***** Task data *****
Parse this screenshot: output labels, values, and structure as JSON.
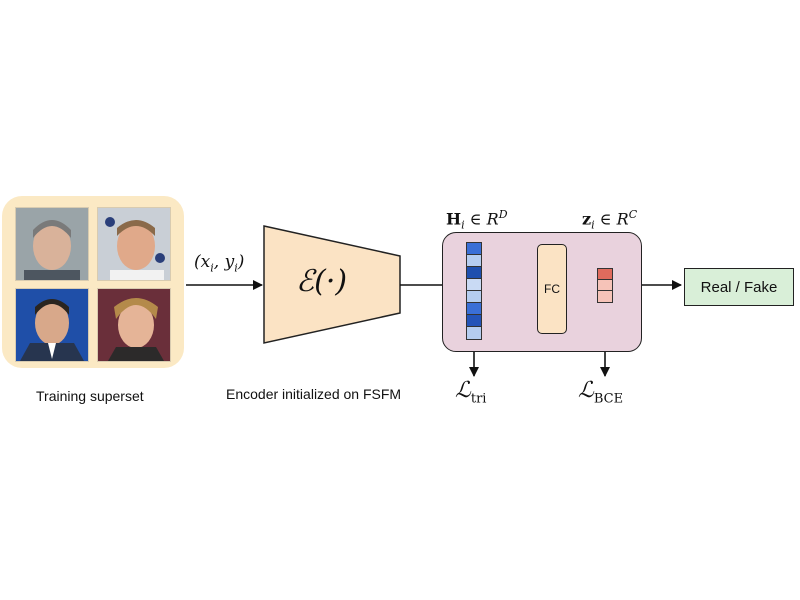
{
  "superset": {
    "caption": "Training superset",
    "faces": [
      "face-1",
      "face-2",
      "face-3",
      "face-4"
    ]
  },
  "input_label": {
    "base": "(x",
    "i": "i",
    "comma": ", y",
    "close": ")"
  },
  "encoder": {
    "symbol": "ℰ(·)",
    "caption": "Encoder initialized on FSFM"
  },
  "feature_label": {
    "var": "H",
    "sub": "i",
    "in": " ∈ R",
    "sup": "D"
  },
  "logit_label": {
    "var": "z",
    "sub": "i",
    "in": " ∈ R",
    "sup": "C"
  },
  "fc": {
    "label": "FC"
  },
  "output": {
    "label": "Real / Fake"
  },
  "losses": {
    "triplet": {
      "symbol": "ℒ",
      "sub": "tri"
    },
    "bce": {
      "symbol": "ℒ",
      "sub": "BCE"
    }
  },
  "colors": {
    "superset_bg": "#fbe9c4",
    "encoder_fill": "#fbe3c4",
    "head_bg": "#e9d2dd",
    "output_bg": "#d9efd8",
    "feature_vector": [
      "#3a6fd6",
      "#b5cdf0",
      "#1e4fae",
      "#c9daf4",
      "#b5cdf0",
      "#3a6fd6",
      "#2454b8",
      "#b5cdf0"
    ],
    "logit_vector": [
      "#e06b5d",
      "#f6c3b8",
      "#f6c3b8"
    ]
  }
}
*****
Copy all the lines of data exactly as they appear, dropping any images.

Reply:
Parse this screenshot: output labels, values, and structure as JSON.
{
  "superset": {
    "caption": "Training superset",
    "faces": [
      "face-1",
      "face-2",
      "face-3",
      "face-4"
    ]
  },
  "input_label": {
    "base": "(x",
    "i": "i",
    "comma": ", y",
    "close": ")"
  },
  "encoder": {
    "symbol": "ℰ(·)",
    "caption": "Encoder initialized on FSFM"
  },
  "feature_label": {
    "var": "H",
    "sub": "i",
    "in": " ∈ R",
    "sup": "D"
  },
  "logit_label": {
    "var": "z",
    "sub": "i",
    "in": " ∈ R",
    "sup": "C"
  },
  "fc": {
    "label": "FC"
  },
  "output": {
    "label": "Real / Fake"
  },
  "losses": {
    "triplet": {
      "symbol": "ℒ",
      "sub": "tri"
    },
    "bce": {
      "symbol": "ℒ",
      "sub": "BCE"
    }
  },
  "colors": {
    "superset_bg": "#fbe9c4",
    "encoder_fill": "#fbe3c4",
    "head_bg": "#e9d2dd",
    "output_bg": "#d9efd8",
    "feature_vector": [
      "#3a6fd6",
      "#b5cdf0",
      "#1e4fae",
      "#c9daf4",
      "#b5cdf0",
      "#3a6fd6",
      "#2454b8",
      "#b5cdf0"
    ],
    "logit_vector": [
      "#e06b5d",
      "#f6c3b8",
      "#f6c3b8"
    ]
  }
}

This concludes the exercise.